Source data
○ ○ ○ ○
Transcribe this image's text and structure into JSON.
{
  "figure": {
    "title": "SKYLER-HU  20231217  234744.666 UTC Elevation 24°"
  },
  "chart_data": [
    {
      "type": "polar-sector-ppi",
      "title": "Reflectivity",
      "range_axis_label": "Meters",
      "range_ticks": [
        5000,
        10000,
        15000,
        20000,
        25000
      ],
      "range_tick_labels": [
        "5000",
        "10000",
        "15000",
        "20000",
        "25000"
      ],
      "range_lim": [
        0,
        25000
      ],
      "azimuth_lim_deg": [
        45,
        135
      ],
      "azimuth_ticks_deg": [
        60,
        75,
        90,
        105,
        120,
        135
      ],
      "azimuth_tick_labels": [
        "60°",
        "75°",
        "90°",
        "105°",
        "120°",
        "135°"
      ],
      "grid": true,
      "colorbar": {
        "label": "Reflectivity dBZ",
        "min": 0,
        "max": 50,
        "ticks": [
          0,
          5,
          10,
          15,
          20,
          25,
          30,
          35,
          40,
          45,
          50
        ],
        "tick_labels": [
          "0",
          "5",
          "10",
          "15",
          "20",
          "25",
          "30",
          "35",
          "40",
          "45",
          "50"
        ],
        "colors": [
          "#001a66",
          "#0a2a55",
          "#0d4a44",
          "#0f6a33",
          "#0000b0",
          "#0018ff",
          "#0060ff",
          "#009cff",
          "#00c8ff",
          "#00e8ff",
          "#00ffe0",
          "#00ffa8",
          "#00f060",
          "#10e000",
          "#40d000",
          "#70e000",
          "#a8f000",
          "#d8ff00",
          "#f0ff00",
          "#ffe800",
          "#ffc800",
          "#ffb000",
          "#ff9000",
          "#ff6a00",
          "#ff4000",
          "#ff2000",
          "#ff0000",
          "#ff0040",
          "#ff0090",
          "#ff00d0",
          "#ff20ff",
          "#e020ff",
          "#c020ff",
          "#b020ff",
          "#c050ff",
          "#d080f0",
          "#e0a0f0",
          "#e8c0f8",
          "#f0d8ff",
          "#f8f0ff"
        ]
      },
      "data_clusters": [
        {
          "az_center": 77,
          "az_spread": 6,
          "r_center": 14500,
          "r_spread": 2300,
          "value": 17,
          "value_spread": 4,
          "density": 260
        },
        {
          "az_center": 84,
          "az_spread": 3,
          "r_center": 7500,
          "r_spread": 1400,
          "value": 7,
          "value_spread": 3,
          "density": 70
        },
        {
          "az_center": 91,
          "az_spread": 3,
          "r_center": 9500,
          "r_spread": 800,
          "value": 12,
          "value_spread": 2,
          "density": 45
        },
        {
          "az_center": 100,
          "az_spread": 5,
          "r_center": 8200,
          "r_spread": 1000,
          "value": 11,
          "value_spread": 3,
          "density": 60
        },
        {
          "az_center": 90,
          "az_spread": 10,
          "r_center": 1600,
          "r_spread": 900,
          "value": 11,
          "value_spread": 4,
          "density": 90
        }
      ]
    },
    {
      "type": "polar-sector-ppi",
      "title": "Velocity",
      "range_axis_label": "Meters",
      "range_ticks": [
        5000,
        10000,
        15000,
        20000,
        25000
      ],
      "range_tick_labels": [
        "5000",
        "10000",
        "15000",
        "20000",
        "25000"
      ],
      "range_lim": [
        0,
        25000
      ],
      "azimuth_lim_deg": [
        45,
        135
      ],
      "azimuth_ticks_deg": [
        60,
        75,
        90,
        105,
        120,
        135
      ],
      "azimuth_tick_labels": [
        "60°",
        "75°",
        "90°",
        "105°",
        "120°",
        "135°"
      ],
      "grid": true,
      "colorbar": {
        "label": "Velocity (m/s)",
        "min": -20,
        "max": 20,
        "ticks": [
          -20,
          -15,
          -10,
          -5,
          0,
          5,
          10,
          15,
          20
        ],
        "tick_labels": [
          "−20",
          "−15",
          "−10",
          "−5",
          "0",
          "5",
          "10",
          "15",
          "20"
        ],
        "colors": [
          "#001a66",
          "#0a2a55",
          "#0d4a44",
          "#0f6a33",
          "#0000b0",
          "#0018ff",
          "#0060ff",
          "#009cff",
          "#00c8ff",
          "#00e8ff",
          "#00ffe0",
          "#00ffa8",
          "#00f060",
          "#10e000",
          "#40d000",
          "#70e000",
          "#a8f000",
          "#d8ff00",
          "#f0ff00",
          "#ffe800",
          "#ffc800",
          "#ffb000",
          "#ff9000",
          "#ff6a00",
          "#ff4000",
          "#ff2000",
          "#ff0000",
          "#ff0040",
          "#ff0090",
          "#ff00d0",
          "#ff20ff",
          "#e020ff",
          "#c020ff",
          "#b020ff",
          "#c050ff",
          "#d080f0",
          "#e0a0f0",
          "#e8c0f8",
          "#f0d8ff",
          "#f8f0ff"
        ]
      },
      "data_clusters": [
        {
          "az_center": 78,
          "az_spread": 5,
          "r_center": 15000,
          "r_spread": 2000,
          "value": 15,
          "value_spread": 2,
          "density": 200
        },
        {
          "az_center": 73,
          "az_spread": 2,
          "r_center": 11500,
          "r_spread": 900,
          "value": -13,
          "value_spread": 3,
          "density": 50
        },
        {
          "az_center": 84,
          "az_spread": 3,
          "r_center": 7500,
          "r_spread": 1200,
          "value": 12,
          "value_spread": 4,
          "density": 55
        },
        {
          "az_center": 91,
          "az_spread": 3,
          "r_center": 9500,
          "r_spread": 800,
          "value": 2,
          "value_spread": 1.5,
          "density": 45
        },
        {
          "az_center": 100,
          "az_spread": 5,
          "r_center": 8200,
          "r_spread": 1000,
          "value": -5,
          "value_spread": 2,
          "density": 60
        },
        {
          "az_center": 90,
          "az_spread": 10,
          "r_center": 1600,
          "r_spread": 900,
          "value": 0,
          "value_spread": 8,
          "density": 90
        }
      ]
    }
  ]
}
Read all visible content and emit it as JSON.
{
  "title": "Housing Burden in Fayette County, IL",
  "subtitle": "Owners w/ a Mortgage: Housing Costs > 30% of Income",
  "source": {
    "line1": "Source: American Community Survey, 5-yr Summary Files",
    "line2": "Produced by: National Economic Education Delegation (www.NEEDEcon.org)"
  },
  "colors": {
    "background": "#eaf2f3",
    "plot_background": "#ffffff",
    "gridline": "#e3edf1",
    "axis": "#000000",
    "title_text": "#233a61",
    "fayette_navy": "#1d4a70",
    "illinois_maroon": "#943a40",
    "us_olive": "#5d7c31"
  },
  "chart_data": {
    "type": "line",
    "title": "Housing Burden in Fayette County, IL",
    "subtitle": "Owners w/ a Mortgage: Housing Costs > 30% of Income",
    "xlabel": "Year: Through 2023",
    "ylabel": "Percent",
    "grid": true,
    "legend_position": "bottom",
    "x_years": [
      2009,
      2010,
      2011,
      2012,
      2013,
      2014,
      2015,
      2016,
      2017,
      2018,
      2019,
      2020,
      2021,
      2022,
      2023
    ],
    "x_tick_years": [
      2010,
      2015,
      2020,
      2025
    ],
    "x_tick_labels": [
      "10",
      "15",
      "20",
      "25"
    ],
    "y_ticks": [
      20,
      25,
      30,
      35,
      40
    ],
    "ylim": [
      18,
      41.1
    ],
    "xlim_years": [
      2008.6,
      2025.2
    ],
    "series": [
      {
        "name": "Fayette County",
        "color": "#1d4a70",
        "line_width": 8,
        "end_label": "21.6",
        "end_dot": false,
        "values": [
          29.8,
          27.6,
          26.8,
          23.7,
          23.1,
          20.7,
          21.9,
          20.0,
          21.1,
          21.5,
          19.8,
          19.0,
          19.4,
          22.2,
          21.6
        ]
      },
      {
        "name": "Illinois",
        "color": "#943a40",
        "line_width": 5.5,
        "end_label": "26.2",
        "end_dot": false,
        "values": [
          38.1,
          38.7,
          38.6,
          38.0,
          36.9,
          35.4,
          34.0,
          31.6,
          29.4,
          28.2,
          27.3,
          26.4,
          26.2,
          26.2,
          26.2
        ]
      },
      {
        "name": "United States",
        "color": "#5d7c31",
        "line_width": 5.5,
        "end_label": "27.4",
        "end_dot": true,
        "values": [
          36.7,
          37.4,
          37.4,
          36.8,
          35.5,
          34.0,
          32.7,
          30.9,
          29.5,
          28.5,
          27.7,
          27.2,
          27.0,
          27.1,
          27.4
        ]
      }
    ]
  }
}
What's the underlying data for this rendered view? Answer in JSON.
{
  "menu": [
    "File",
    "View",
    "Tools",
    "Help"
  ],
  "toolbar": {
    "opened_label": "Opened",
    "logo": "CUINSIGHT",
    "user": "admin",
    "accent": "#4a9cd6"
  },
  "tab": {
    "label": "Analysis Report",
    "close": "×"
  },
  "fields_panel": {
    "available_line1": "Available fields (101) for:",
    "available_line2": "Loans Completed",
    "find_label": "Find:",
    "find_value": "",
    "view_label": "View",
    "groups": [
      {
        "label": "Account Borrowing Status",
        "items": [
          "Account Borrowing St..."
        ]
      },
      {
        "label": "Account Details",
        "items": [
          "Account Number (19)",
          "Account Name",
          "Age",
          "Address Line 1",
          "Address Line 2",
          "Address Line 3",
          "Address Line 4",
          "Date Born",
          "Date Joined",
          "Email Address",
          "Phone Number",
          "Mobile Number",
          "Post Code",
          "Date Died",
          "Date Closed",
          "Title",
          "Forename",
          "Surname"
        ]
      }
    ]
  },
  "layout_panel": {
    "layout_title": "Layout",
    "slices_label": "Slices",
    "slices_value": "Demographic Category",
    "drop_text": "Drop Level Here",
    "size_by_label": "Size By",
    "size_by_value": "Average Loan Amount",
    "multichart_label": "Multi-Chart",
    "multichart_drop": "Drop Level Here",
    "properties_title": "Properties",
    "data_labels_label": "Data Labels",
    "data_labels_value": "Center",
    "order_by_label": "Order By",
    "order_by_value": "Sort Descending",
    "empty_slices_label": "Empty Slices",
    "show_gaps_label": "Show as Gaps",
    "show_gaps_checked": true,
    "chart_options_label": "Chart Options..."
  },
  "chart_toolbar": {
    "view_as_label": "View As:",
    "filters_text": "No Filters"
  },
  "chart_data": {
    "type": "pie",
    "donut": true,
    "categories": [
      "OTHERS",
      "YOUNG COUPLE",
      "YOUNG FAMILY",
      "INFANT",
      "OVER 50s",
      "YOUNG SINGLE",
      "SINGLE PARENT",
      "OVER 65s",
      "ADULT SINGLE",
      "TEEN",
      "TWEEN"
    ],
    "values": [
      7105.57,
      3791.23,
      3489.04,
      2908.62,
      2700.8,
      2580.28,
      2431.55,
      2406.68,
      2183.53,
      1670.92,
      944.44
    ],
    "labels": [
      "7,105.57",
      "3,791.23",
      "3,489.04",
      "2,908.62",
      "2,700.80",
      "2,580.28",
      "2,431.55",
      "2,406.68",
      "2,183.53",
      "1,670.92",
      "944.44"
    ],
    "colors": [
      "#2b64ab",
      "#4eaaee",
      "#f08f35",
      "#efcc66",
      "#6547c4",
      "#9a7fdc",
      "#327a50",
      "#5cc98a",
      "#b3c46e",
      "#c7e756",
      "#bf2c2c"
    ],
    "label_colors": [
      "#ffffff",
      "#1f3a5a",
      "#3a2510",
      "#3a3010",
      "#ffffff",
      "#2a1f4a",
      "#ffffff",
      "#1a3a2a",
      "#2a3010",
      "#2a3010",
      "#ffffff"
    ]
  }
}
○ ○ ○ ○
* _Written problem_
Go through the material line by line. Show each line that contains the string "Housing".

* _Result of the task_
  "title": "Housing Burden in Fayette County, IL",
  "subtitle": "Owners w/ a Mortgage: Housing Costs > 30% of Income",
    "title": "Housing Burden in Fayette County, IL",
    "subtitle": "Owners w/ a Mortgage: Housing Costs > 30% of Income",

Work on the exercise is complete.